**To do**
For this exercise, copy out each line of the material below that includes "นายแพทย".

══ Listed records

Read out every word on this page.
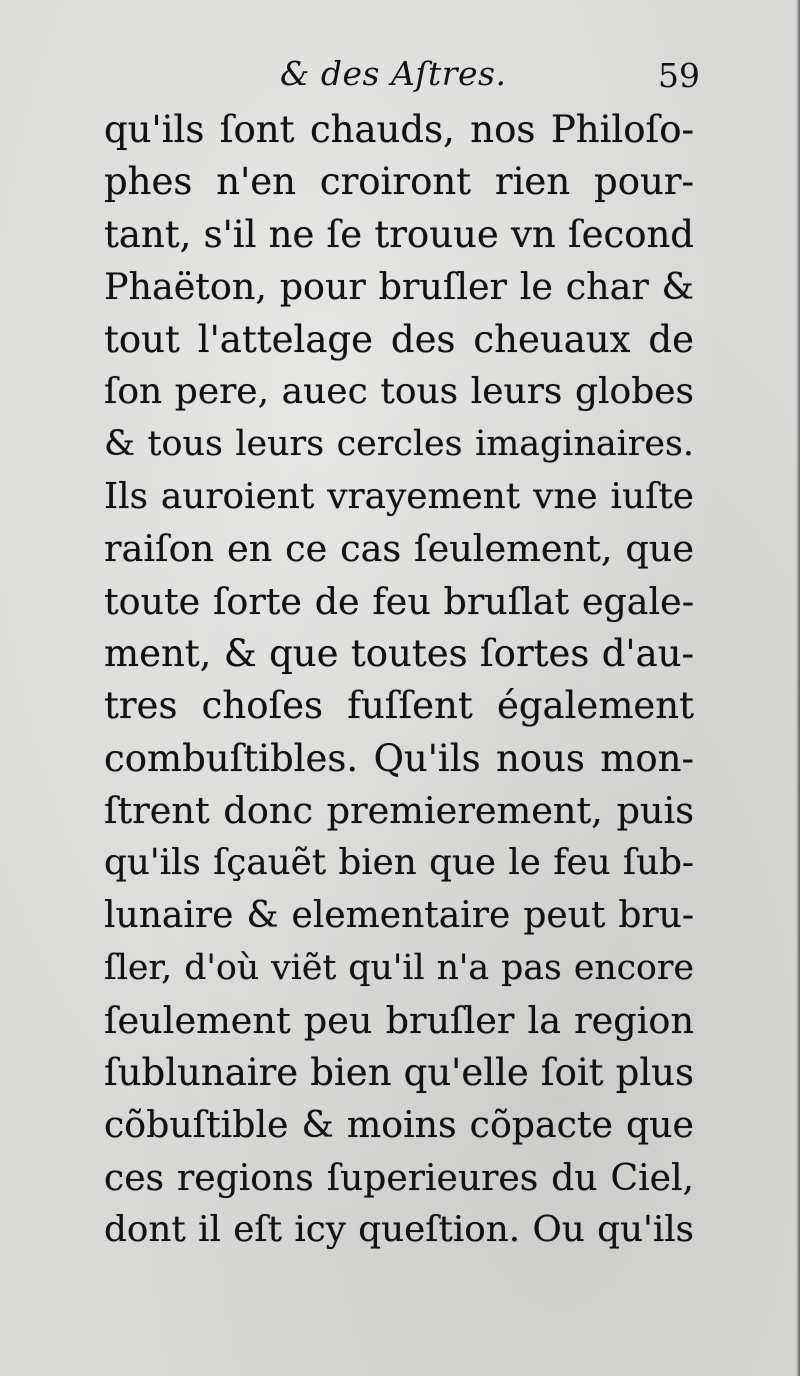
& des Aſtres.	59
qu'ils ſont chauds, nos Philoſo-
phes n'en croiront rien pour-
tant, s'il ne ſe trouue vn ſecond
Phaëton, pour bruſler le char &
tout l'attelage des cheuaux de
ſon pere, auec tous leurs globes
& tous leurs cercles imaginaires.
Ils auroient vrayement vne iuſte
raiſon en ce cas ſeulement, que
toute ſorte de feu bruſlat egale-
ment, & que toutes ſortes d'au-
tres choſes fuſſent également
combuſtibles. Qu'ils nous mon-
ſtrent donc premierement, puis
qu'ils ſçauẽt bien que le feu ſub-
lunaire & elementaire peut bru-
ſler, d'où viẽt qu'il n'a pas encore
ſeulement peu bruſler la region
ſublunaire bien qu'elle ſoit plus
cõbuſtible & moins cõpacte que
ces regions ſuperieures du Ciel,
dont il eſt icy queſtion. Ou qu'ils
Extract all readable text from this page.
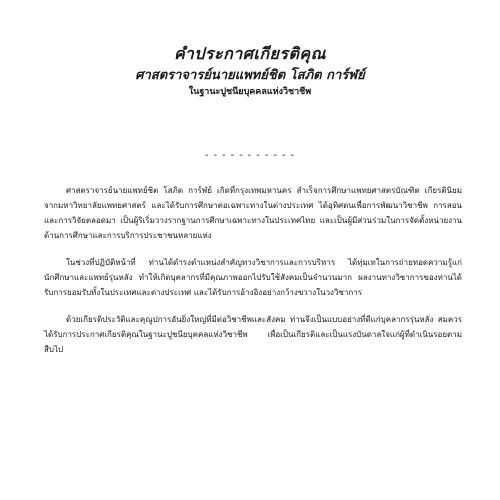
คำประกาศเกียรติคุณ
ศาสตราจารย์นายแพทย์ชิต โสภิต การ์ฬย์
ในฐานะปูชนียบุคคลแห่งวิชาชีพ
- - - - - - - - - - -

ศาสตราจารย์นายแพทย์ชิต โสภิต การ์ฬย์ เกิดที่กรุงเทพมหานคร สำเร็จการศึกษาแพทยศาสตรบัณฑิต เกียรตินิยม จากมหาวิทยาลัยแพทยศาสตร์ และได้รับการศึกษาต่อเฉพาะทางในต่างประเทศ ได้อุทิศตนเพื่อการพัฒนาวิชาชีพ การสอน และการวิจัยตลอดมา เป็นผู้ริเริ่มวางรากฐานการศึกษาเฉพาะทางในประเทศไทย และเป็นผู้มีส่วนร่วมในการจัดตั้งหน่วยงานด้านการศึกษาและการบริการประชาชนหลายแห่ง

ในช่วงที่ปฏิบัติหน้าที่ ท่านได้ดำรงตำแหน่งสำคัญทางวิชาการและการบริหาร ได้ทุ่มเทในการถ่ายทอดความรู้แก่นักศึกษาและแพทย์รุ่นหลัง ทำให้เกิดบุคลากรที่มีคุณภาพออกไปรับใช้สังคมเป็นจำนวนมาก ผลงานทางวิชาการของท่านได้รับการยอมรับทั้งในประเทศและต่างประเทศ และได้รับการอ้างอิงอย่างกว้างขวางในวงวิชาการ

ด้วยเกียรติประวัติและคุณูปการอันยิ่งใหญ่ที่มีต่อวิชาชีพและสังคม ท่านจึงเป็นแบบอย่างที่ดีแก่บุคลากรรุ่นหลัง สมควรได้รับการประกาศเกียรติคุณในฐานะปูชนียบุคคลแห่งวิชาชีพ เพื่อเป็นเกียรติและเป็นแรงบันดาลใจแก่ผู้ที่ดำเนินรอยตามสืบไป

════

**Response**
ศาสตราจารย์นายแพทย์ชิต โสภิต การ์ฬย์
ศาสตราจารย์นายแพทย์ชิต โสภิต การ์ฬย์ เกิดที่กรุงเทพมหานคร สำเร็จการศึกษาแพทยศาสตรบัณฑิต เกียรตินิยม จากมหาวิทยาลัยแพทยศาสตร์ และได้รับการศึกษาต่อเฉพาะทางในต่างประเทศ ได้อุทิศตนเพื่อการพัฒนาวิชาชีพ การสอน และการวิจัยตลอดมา เป็นผู้ริเริ่มวางรากฐานการศึกษาเฉพาะทางในประเทศไทย และเป็นผู้มีส่วนร่วมในการจัดตั้งหน่วยงานด้านการศึกษาและการบริการประชาชนหลายแห่ง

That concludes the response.